Search the material below for the string "icon" and list each line that holds it.

╭─ Entries supplied

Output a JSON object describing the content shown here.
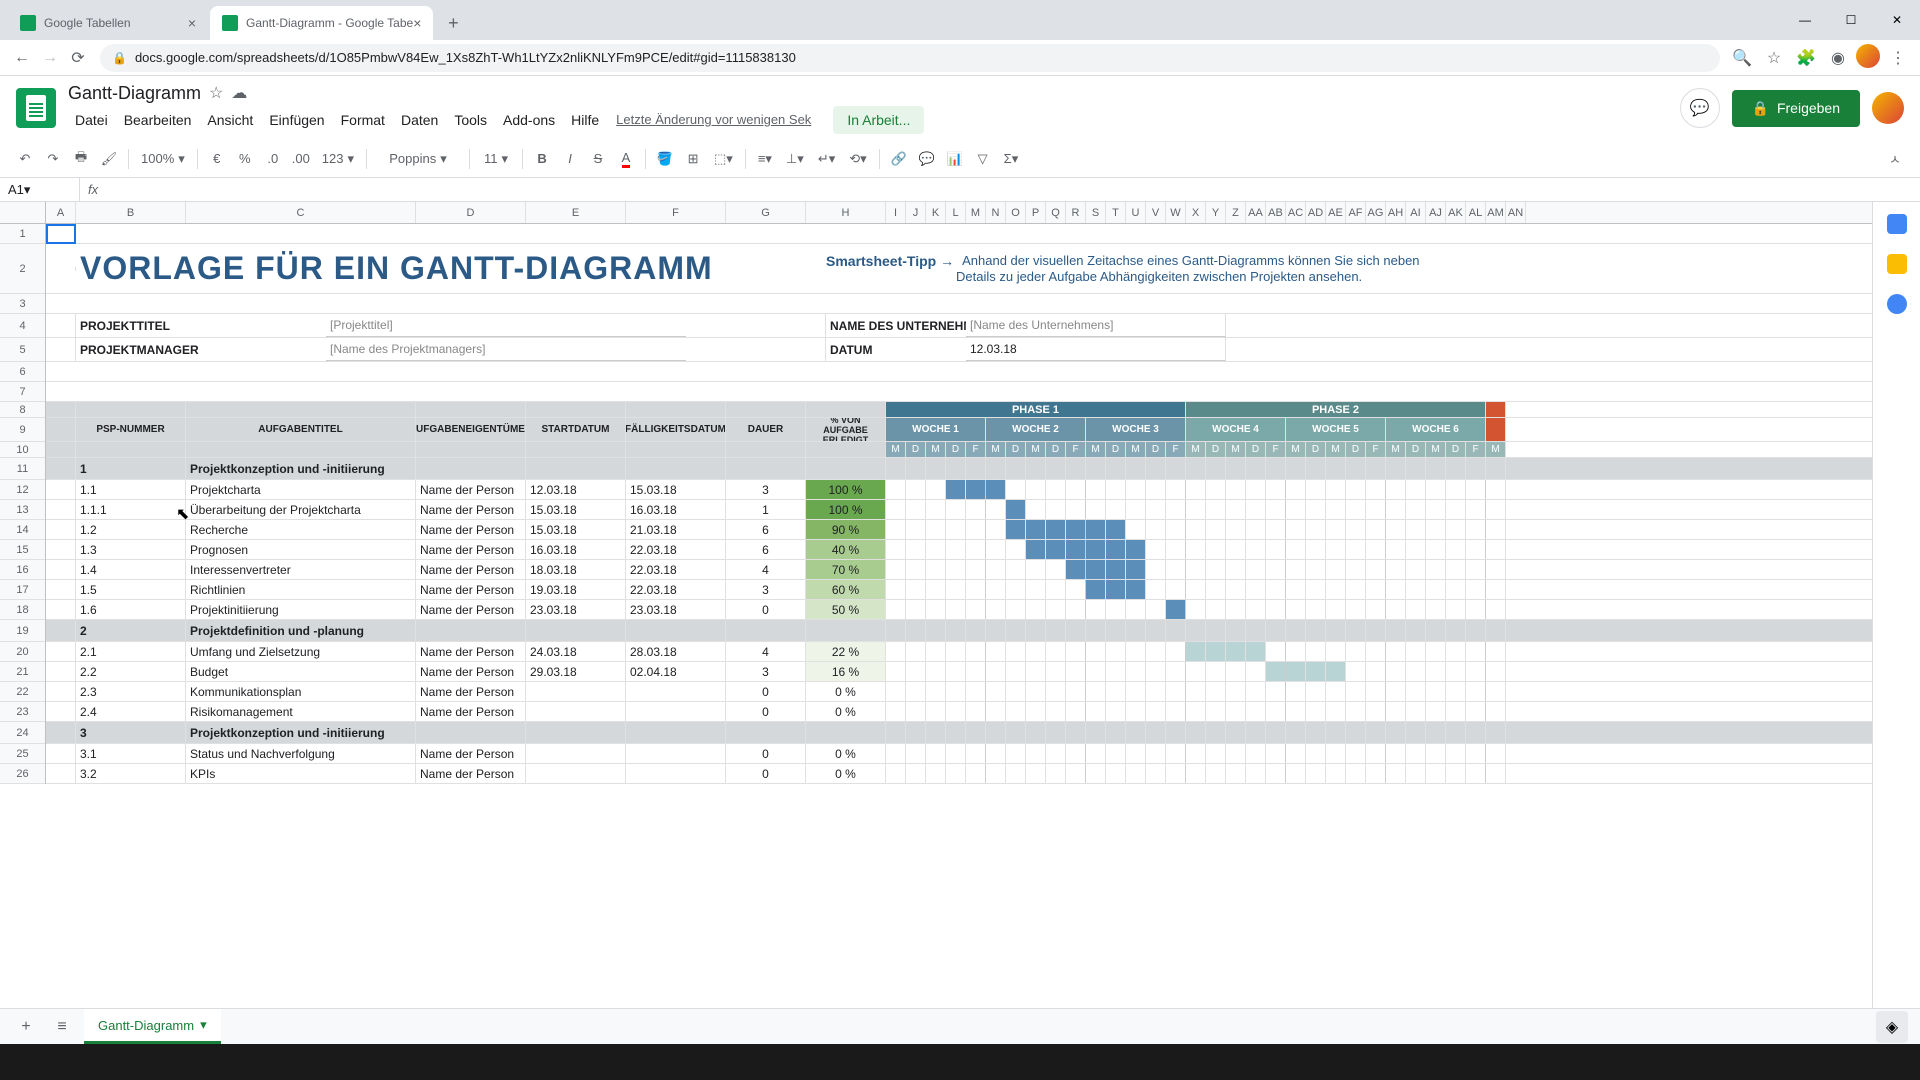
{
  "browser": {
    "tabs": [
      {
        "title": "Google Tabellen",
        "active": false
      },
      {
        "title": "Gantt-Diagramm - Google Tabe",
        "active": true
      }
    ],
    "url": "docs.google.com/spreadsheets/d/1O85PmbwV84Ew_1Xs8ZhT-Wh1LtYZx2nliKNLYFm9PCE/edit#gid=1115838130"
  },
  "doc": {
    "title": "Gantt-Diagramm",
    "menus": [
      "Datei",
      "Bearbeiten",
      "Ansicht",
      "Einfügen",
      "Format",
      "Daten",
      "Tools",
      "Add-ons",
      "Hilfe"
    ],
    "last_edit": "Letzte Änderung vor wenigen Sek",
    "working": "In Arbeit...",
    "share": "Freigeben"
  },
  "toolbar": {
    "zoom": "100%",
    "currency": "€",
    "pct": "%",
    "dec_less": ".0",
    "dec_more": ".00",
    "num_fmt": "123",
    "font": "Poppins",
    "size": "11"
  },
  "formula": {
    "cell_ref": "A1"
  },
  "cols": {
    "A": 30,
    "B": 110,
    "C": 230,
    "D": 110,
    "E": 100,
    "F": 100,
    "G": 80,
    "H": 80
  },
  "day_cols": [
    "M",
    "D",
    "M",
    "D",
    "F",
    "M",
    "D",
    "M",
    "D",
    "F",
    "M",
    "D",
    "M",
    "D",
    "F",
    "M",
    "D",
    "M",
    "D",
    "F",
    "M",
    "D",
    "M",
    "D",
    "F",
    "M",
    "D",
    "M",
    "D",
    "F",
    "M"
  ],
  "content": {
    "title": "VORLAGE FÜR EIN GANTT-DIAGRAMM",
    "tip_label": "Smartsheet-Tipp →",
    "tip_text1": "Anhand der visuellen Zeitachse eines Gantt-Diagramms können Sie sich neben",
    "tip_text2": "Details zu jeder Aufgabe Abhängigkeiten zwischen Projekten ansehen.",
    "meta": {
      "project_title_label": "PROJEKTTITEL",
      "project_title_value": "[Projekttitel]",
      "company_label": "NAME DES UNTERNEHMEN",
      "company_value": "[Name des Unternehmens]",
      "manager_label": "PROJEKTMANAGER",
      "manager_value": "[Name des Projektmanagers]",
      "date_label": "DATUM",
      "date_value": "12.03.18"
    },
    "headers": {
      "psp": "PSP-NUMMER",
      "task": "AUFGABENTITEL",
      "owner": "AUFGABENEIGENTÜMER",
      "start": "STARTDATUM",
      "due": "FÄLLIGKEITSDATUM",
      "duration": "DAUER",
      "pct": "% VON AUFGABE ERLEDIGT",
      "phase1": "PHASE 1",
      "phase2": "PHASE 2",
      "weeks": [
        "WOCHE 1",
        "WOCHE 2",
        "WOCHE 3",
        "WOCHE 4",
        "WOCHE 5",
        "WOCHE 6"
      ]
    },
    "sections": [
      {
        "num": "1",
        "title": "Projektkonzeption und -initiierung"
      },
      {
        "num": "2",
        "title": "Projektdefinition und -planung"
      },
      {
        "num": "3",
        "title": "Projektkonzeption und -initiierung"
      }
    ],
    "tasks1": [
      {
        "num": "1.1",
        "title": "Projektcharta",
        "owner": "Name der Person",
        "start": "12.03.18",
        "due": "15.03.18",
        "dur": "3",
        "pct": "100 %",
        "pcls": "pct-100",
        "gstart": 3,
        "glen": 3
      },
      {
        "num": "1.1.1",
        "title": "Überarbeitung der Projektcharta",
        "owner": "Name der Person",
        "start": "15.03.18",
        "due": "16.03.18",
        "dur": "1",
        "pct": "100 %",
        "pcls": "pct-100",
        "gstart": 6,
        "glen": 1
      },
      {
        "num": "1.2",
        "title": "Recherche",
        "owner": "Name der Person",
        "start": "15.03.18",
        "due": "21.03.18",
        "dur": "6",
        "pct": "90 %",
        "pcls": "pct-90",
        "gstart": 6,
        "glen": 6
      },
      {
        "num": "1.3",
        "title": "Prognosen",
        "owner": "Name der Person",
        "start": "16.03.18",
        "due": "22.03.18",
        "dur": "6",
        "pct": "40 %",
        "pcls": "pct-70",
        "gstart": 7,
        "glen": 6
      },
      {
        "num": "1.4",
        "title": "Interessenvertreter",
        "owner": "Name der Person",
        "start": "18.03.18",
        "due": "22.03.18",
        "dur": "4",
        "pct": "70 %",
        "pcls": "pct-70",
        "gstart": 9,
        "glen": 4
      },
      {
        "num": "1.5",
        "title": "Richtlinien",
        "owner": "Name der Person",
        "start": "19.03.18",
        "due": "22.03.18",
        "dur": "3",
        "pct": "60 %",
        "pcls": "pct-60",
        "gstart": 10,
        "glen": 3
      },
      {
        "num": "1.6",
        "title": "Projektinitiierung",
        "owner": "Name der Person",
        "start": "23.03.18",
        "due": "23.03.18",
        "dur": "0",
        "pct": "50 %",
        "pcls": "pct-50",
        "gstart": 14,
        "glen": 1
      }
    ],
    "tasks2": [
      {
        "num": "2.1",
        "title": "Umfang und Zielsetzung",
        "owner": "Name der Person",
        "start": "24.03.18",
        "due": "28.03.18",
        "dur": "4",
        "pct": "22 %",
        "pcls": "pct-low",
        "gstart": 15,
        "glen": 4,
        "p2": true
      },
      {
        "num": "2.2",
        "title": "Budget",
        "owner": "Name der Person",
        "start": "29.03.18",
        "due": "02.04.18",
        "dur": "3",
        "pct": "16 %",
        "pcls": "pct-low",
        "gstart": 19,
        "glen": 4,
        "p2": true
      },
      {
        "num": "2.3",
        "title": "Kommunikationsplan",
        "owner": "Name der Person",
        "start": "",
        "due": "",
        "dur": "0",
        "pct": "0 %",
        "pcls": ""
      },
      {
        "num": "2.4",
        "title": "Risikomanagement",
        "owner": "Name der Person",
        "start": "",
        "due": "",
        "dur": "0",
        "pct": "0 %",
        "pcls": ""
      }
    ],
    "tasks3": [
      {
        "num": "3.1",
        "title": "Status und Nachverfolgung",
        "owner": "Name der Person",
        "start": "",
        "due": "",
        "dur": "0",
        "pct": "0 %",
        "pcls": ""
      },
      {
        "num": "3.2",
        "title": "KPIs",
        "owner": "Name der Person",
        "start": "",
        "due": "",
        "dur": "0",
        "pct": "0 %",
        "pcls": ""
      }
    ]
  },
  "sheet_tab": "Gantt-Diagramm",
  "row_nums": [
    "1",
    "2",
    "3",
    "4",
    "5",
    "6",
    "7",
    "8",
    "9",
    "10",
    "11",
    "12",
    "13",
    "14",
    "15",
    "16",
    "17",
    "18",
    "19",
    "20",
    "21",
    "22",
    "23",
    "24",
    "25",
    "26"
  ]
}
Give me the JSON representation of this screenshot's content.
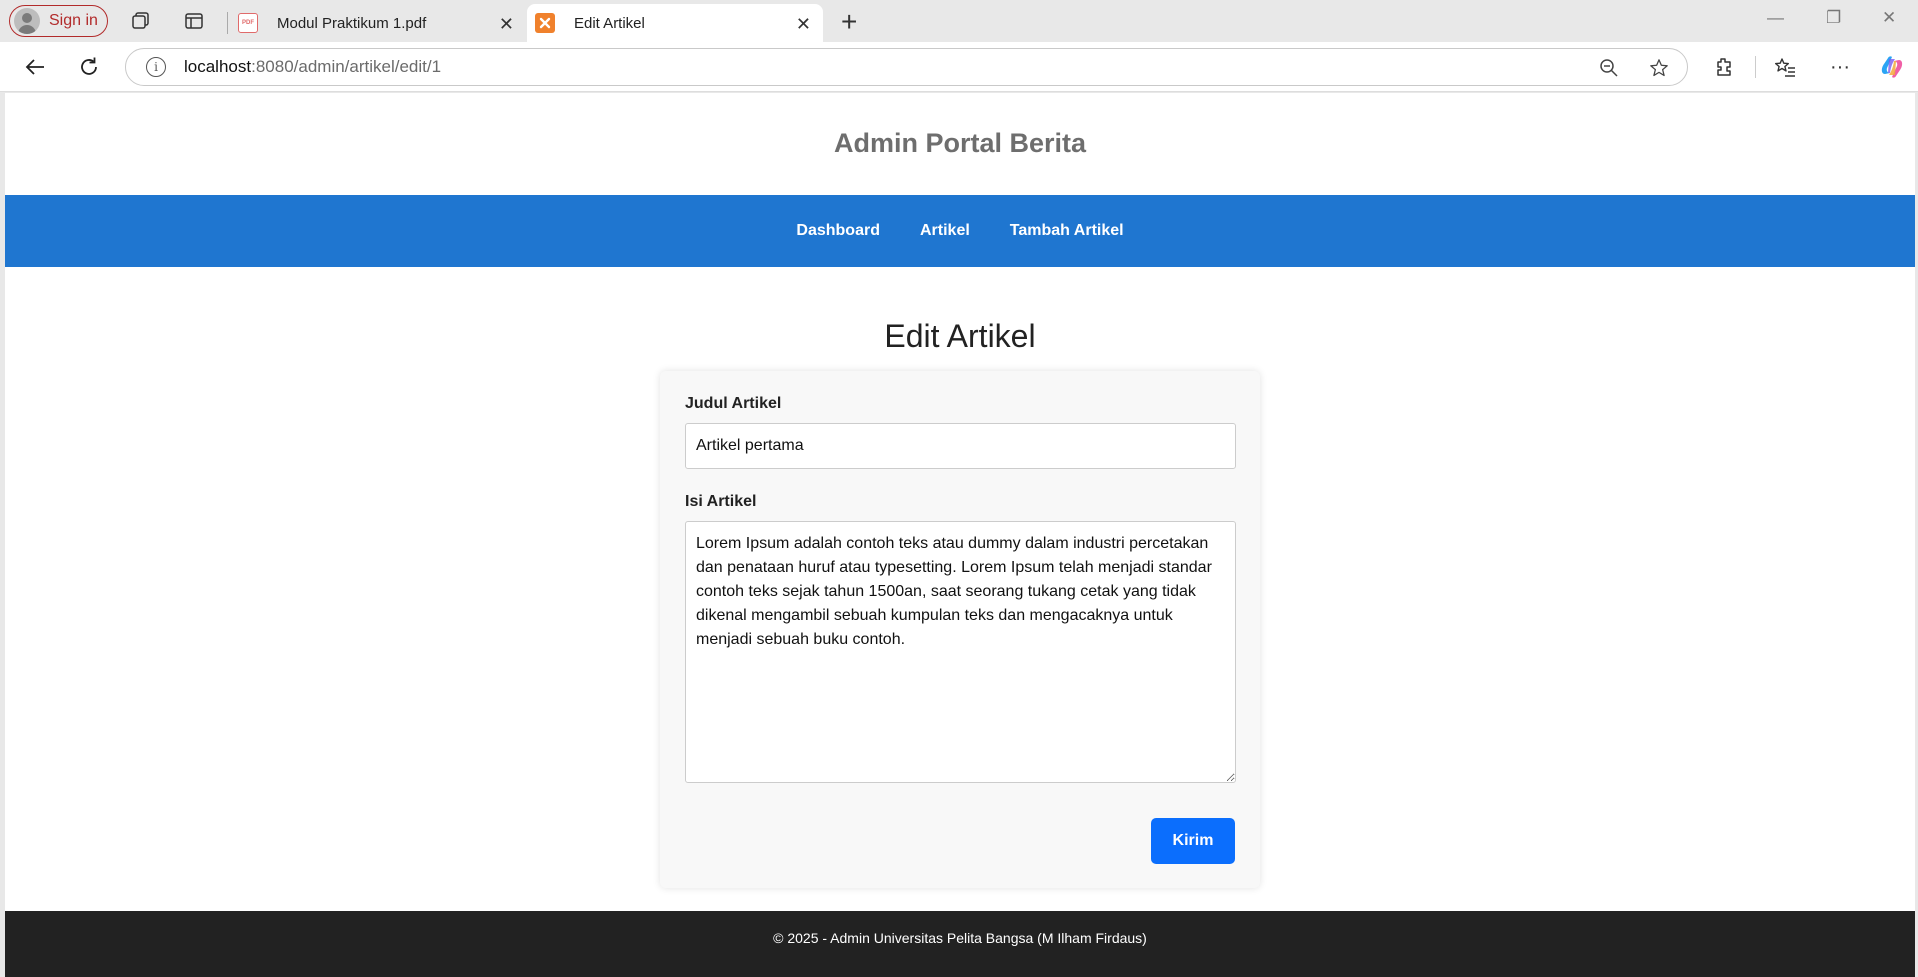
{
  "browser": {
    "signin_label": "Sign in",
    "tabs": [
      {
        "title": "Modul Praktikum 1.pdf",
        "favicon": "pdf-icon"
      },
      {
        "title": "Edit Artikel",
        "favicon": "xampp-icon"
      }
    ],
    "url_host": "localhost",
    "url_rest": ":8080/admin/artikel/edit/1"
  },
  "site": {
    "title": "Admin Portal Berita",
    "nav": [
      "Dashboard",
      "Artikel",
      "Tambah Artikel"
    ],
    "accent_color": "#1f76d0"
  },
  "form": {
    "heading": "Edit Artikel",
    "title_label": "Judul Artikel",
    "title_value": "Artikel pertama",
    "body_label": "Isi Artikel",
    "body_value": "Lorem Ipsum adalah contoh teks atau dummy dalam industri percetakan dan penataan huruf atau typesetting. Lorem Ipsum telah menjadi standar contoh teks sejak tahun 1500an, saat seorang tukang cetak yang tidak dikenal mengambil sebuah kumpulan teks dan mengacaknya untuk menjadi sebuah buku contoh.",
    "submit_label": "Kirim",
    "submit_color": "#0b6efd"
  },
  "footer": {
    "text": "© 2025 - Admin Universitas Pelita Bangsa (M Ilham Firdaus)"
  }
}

╰─

[Finished answer]
        "favicon": "pdf-icon"
        "favicon": "xampp-icon"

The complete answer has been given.